#### What to produce
Give only the number of lines in the records that include the string "ylabel".

(Items listed in a dataset)
■ ■ ■

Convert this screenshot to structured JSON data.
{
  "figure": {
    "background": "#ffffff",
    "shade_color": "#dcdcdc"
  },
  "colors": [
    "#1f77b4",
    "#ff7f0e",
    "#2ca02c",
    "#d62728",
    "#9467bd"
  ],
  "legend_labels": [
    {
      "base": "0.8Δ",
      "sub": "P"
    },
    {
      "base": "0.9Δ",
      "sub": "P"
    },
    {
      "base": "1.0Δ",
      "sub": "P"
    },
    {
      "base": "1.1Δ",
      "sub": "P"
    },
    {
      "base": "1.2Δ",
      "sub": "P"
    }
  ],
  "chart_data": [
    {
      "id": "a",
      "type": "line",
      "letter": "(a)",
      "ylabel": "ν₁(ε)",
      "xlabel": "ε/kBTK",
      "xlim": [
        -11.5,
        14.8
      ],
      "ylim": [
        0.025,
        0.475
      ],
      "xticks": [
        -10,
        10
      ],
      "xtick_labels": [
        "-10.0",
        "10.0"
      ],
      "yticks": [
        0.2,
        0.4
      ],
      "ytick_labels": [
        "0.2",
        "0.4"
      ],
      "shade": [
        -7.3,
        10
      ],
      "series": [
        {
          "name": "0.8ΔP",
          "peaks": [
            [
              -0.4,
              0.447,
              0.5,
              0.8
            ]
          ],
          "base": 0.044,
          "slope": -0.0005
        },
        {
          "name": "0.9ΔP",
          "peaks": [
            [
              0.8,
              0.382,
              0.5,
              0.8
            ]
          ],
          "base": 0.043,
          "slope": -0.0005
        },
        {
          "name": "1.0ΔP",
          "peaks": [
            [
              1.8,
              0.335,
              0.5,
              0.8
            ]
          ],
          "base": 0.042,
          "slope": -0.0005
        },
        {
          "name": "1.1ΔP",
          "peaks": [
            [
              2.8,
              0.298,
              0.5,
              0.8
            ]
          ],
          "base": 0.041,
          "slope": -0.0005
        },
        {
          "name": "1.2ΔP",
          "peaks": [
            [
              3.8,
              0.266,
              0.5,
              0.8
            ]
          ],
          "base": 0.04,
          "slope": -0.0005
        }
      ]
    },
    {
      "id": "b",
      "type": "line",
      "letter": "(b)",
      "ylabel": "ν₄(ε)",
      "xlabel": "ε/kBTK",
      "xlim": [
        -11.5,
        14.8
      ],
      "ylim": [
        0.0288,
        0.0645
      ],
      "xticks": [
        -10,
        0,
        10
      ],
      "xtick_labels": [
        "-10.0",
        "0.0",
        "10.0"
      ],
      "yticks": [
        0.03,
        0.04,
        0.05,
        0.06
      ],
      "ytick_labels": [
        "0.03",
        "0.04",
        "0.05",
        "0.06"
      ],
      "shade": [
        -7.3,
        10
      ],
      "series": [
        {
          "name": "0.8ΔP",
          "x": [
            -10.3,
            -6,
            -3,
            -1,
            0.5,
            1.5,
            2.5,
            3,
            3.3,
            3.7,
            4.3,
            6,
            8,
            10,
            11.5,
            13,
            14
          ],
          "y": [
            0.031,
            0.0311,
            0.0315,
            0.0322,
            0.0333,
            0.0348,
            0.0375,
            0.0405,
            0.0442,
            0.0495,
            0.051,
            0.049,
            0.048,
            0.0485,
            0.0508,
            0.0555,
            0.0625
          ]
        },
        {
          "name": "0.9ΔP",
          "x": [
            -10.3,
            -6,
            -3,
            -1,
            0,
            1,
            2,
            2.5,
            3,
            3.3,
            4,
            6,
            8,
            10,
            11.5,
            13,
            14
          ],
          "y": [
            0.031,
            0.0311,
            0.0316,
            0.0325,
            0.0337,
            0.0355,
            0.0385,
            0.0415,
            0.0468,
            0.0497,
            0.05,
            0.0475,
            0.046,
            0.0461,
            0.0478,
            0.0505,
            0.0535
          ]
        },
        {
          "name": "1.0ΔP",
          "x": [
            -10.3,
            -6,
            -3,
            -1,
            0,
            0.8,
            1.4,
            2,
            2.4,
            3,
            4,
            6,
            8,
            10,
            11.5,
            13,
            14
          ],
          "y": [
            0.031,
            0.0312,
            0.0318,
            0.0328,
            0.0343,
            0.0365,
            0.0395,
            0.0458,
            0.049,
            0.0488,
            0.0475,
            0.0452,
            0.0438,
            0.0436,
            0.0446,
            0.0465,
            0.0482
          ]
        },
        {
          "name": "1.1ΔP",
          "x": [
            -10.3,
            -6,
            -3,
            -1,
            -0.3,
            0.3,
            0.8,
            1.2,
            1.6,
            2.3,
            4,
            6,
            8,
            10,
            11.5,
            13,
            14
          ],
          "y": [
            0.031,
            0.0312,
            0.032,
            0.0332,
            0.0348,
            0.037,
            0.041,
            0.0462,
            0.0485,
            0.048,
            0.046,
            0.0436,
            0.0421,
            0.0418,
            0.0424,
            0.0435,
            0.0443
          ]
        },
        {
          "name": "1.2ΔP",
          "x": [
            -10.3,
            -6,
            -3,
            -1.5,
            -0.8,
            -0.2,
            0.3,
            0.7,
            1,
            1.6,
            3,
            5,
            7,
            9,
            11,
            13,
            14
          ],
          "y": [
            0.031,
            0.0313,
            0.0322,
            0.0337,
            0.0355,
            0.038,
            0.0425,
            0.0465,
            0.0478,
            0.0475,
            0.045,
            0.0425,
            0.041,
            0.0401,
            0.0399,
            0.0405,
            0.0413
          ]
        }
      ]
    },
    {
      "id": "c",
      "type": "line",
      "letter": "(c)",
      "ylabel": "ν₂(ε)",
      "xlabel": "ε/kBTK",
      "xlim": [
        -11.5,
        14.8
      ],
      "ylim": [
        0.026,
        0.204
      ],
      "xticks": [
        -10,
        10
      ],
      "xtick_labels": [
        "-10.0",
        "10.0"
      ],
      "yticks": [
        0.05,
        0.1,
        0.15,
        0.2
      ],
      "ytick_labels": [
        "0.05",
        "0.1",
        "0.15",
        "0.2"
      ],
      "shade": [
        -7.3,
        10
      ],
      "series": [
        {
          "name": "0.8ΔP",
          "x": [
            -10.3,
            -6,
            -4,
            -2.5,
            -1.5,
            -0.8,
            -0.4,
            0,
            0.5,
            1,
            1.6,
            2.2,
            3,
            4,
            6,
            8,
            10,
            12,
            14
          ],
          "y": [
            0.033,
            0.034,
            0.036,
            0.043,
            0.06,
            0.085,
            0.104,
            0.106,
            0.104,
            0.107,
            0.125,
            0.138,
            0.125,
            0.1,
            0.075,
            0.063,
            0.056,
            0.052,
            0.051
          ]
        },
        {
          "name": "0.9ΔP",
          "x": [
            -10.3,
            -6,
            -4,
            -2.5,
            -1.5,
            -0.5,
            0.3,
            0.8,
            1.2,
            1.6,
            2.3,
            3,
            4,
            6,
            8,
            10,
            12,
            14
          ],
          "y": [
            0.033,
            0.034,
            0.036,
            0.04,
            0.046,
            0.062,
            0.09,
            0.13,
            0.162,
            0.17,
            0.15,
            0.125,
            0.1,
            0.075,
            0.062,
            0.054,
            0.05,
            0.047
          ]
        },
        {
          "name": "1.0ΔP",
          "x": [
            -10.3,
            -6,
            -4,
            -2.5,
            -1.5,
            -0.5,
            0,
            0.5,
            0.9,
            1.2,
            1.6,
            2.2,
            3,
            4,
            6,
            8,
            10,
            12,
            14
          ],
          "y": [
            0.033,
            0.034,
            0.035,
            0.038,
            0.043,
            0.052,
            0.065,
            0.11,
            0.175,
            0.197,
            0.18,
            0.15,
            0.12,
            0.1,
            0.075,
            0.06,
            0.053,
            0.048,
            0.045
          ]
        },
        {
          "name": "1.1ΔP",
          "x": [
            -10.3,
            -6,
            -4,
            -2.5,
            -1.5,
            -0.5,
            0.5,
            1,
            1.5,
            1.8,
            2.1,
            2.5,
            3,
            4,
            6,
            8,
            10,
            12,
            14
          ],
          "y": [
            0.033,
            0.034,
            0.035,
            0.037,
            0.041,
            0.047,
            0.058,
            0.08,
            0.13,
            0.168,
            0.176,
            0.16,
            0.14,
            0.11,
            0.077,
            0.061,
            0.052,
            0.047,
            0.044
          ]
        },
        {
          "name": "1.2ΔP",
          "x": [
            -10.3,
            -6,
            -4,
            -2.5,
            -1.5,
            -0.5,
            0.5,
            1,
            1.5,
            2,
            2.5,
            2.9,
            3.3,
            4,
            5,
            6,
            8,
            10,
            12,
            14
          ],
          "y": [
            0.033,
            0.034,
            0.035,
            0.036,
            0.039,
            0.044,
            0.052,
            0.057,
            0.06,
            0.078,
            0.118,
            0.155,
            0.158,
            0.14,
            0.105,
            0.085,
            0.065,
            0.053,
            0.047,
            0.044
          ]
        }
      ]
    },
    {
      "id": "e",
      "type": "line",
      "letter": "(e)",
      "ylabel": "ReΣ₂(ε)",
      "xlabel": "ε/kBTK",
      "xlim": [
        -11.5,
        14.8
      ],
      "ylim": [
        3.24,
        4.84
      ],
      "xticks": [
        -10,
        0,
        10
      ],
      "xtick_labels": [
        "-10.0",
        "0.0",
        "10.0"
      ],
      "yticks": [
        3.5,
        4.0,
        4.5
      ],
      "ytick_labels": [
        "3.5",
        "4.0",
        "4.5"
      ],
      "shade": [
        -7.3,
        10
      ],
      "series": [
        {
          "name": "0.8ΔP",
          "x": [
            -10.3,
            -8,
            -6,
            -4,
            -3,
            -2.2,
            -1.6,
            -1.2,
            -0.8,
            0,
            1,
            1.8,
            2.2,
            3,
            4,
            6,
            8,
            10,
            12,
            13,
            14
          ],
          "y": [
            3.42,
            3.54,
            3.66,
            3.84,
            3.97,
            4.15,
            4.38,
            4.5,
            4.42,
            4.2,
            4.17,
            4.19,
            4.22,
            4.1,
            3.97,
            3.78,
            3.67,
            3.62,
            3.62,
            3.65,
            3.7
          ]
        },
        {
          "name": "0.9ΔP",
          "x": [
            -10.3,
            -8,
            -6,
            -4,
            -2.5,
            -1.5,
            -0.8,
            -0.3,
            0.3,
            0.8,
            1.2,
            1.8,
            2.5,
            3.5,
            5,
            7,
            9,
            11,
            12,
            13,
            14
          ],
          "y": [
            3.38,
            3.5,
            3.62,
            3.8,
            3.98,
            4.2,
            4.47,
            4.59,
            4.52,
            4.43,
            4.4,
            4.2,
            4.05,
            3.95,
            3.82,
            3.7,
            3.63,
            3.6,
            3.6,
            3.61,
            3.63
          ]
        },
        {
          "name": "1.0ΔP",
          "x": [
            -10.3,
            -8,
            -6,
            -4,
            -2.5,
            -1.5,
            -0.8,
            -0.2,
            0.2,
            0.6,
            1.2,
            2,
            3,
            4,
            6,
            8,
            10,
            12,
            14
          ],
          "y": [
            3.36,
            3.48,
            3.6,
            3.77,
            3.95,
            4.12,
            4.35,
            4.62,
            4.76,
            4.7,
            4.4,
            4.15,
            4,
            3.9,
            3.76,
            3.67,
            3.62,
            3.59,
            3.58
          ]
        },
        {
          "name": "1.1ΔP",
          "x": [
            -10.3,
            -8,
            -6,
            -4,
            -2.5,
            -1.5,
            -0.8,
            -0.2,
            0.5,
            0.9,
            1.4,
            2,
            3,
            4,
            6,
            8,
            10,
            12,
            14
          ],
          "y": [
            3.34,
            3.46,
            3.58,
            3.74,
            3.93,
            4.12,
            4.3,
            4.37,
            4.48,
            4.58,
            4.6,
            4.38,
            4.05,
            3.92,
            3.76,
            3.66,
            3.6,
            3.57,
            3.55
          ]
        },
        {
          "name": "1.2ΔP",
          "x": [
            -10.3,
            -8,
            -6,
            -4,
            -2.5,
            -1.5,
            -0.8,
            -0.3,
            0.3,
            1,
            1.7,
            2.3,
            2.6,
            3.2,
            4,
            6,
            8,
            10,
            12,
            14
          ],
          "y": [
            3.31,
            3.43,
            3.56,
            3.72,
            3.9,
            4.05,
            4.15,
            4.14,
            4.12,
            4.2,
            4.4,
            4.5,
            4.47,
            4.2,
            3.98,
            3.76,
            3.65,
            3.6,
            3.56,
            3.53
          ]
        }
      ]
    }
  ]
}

■ ■ ■

#### Solution for this problem
4